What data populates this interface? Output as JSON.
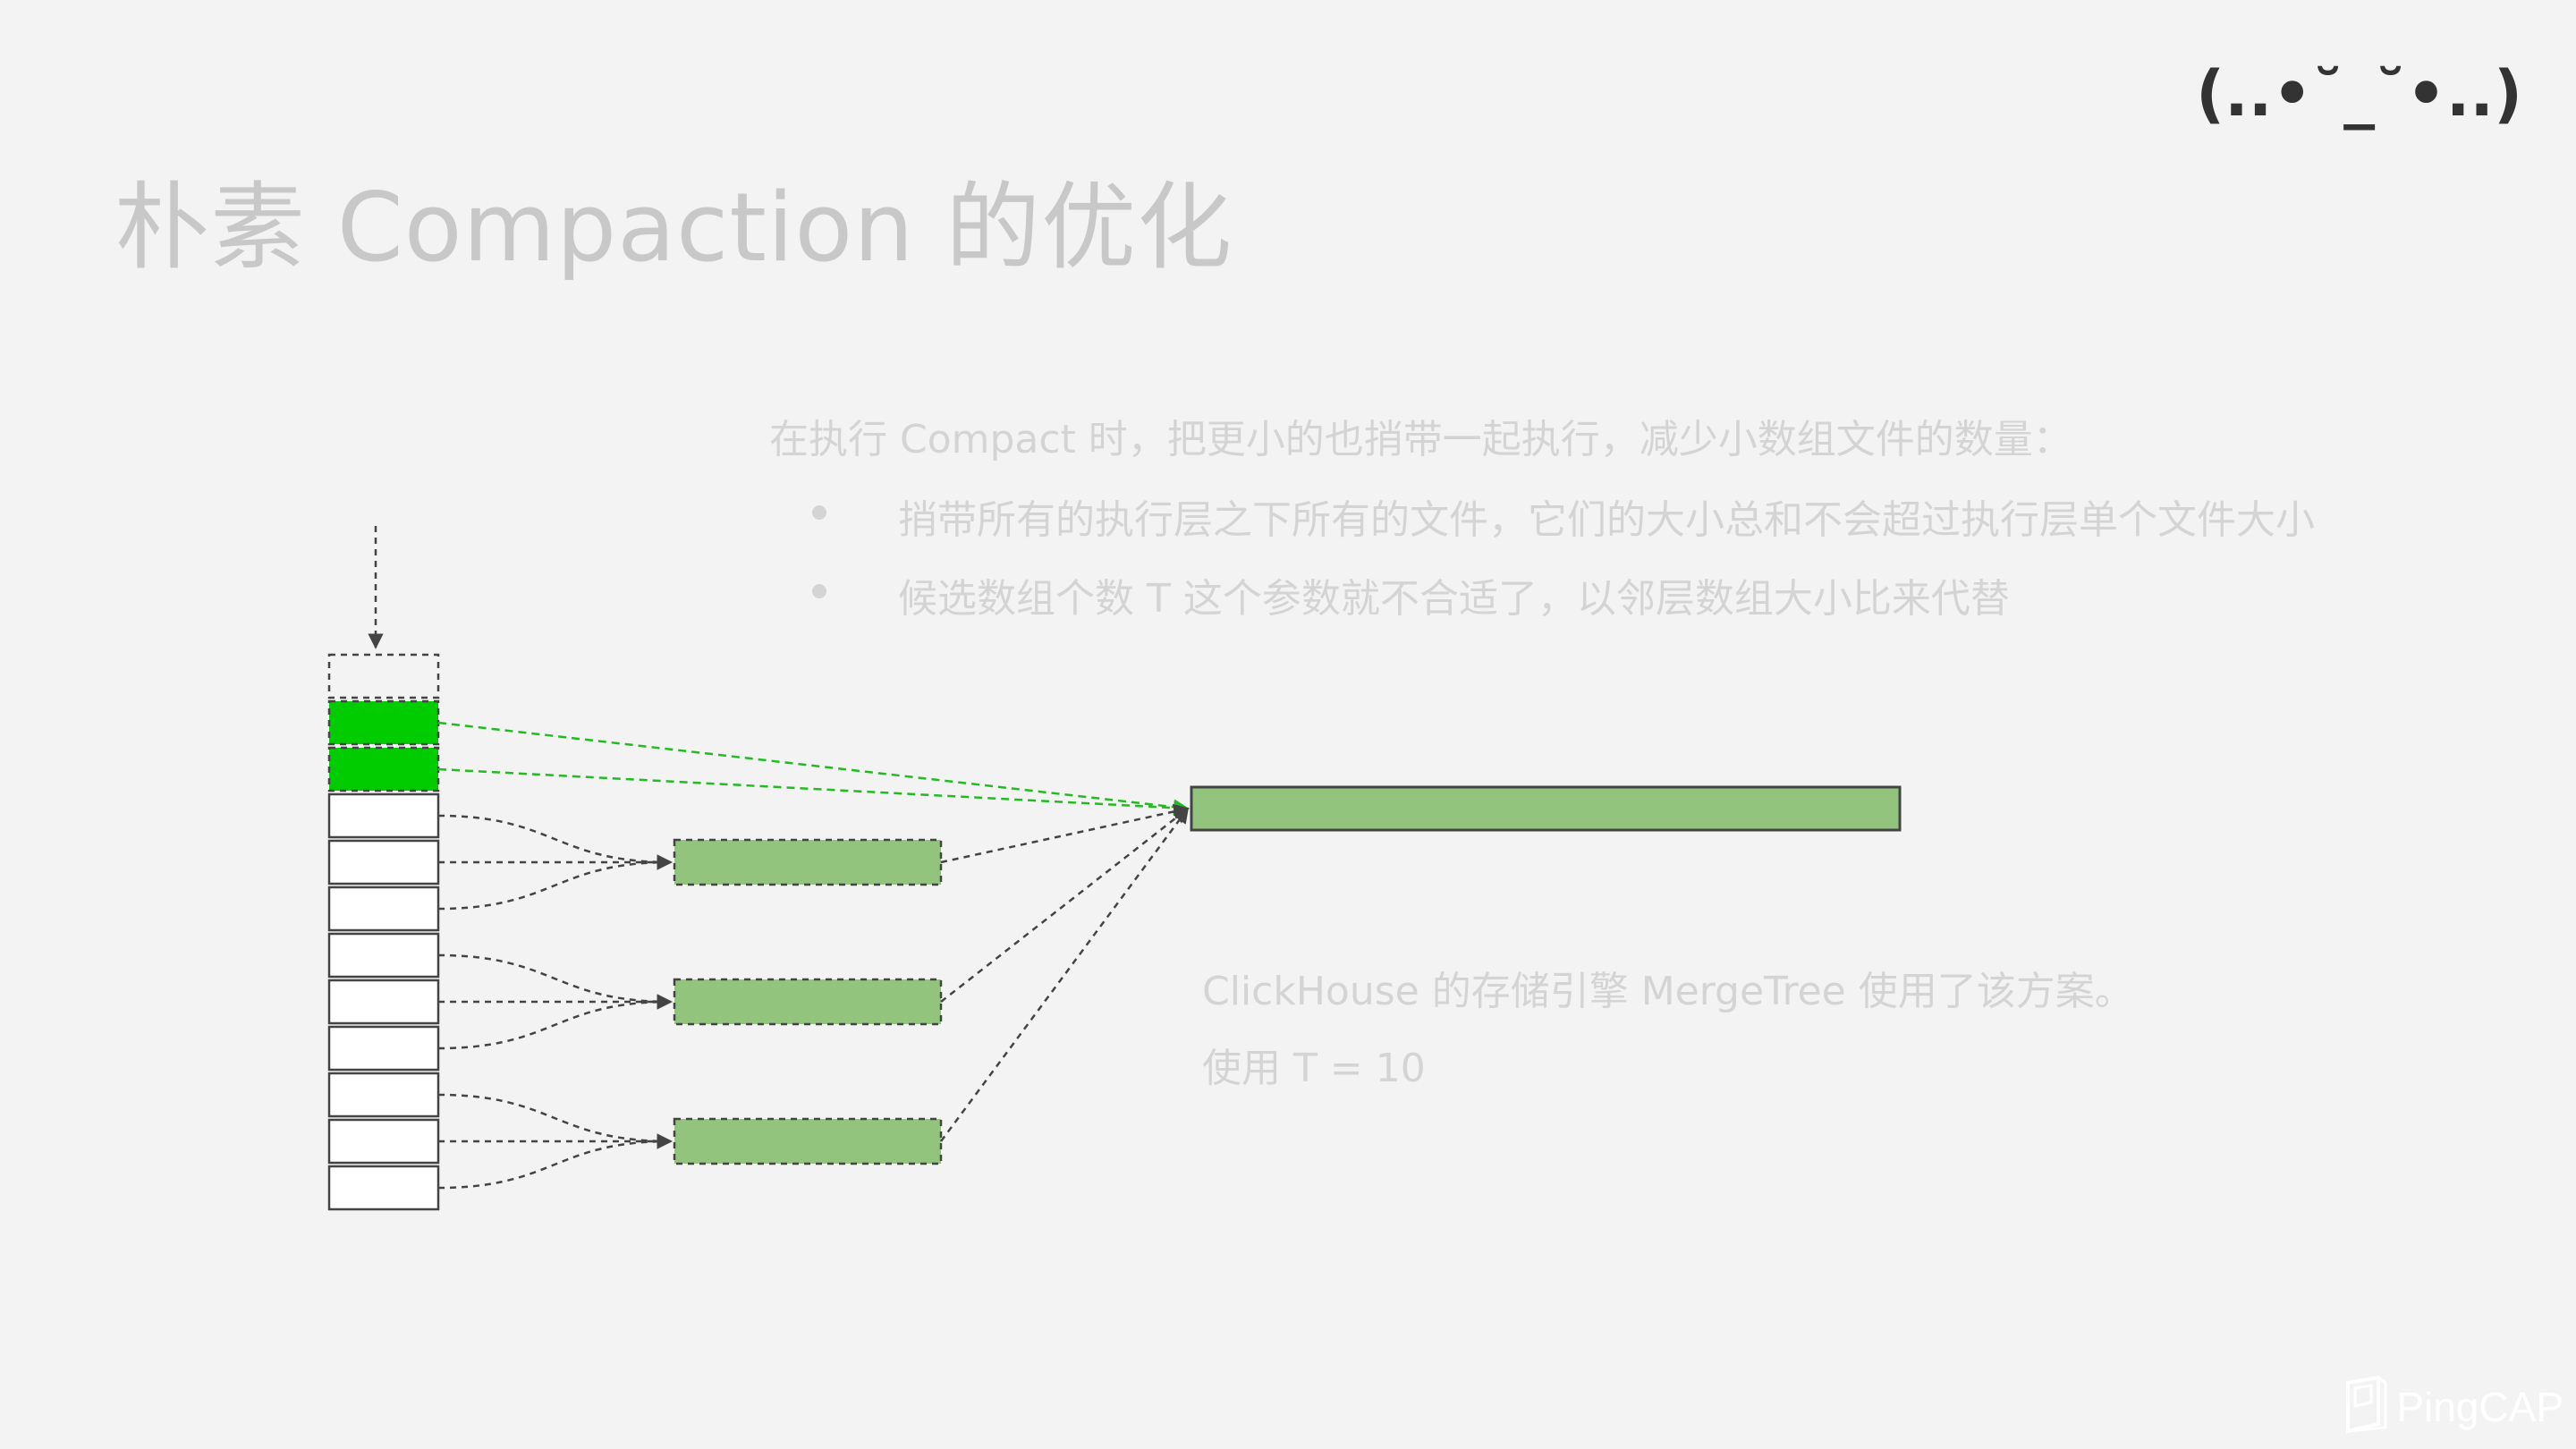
{
  "title": "朴素 Compaction 的优化",
  "emoticon": "(..•˘_˘•..)",
  "intro": "在执行 Compact 时，把更小的也捎带一起执行，减少小数组文件的数量：",
  "bullets": [
    "捎带所有的执行层之下所有的文件，它们的大小总和不会超过执行层单个文件大小",
    "候选数组个数 T 这个参数就不合适了，以邻层数组大小比来代替"
  ],
  "note_lines": [
    "ClickHouse 的存储引擎 MergeTree 使用了该方案。",
    "使用 T = 10"
  ],
  "logo_text": "PingCAP",
  "colors": {
    "background": "#f3f3f3",
    "bright_green": "#00cc00",
    "merged_green": "#93c47d",
    "outline": "#444444",
    "green_arrow": "#22bb22"
  },
  "diagram": {
    "stack_slots": [
      "empty",
      "green",
      "green",
      "white",
      "white",
      "white",
      "white",
      "white",
      "white",
      "white",
      "white",
      "white"
    ],
    "group_sizes": [
      3,
      3,
      3
    ],
    "stack_icon": "file-stack",
    "merge_icon": "merged-file"
  }
}
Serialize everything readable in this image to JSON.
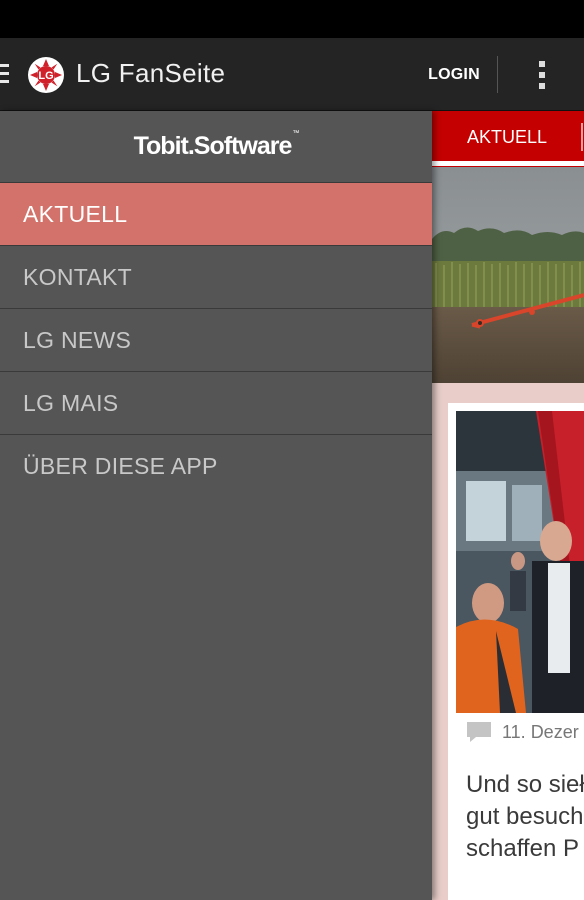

○ ○ ○ ○ ○

Every line of the data above should be quoted exactly. Omit the pictures.

_Task response:_
What data populates this interface? Output as JSON.
{
  "title": "朴素 Compaction 的优化",
  "emoticon": "(..•˘_˘•..)",
  "intro": "在执行 Compact 时，把更小的也捎带一起执行，减少小数组文件的数量：",
  "bullets": [
    "捎带所有的执行层之下所有的文件，它们的大小总和不会超过执行层单个文件大小",
    "候选数组个数 T 这个参数就不合适了，以邻层数组大小比来代替"
  ],
  "note_lines": [
    "ClickHouse 的存储引擎 MergeTree 使用了该方案。",
    "使用 T = 10"
  ],
  "logo_text": "PingCAP",
  "colors": {
    "background": "#f3f3f3",
    "bright_green": "#00cc00",
    "merged_green": "#93c47d",
    "outline": "#444444",
    "green_arrow": "#22bb22"
  },
  "diagram": {
    "stack_slots": [
      "empty",
      "green",
      "green",
      "white",
      "white",
      "white",
      "white",
      "white",
      "white",
      "white",
      "white",
      "white"
    ],
    "group_sizes": [
      3,
      3,
      3
    ],
    "stack_icon": "file-stack",
    "merge_icon": "merged-file"
  }
}
Serialize everything readable in this image to JSON.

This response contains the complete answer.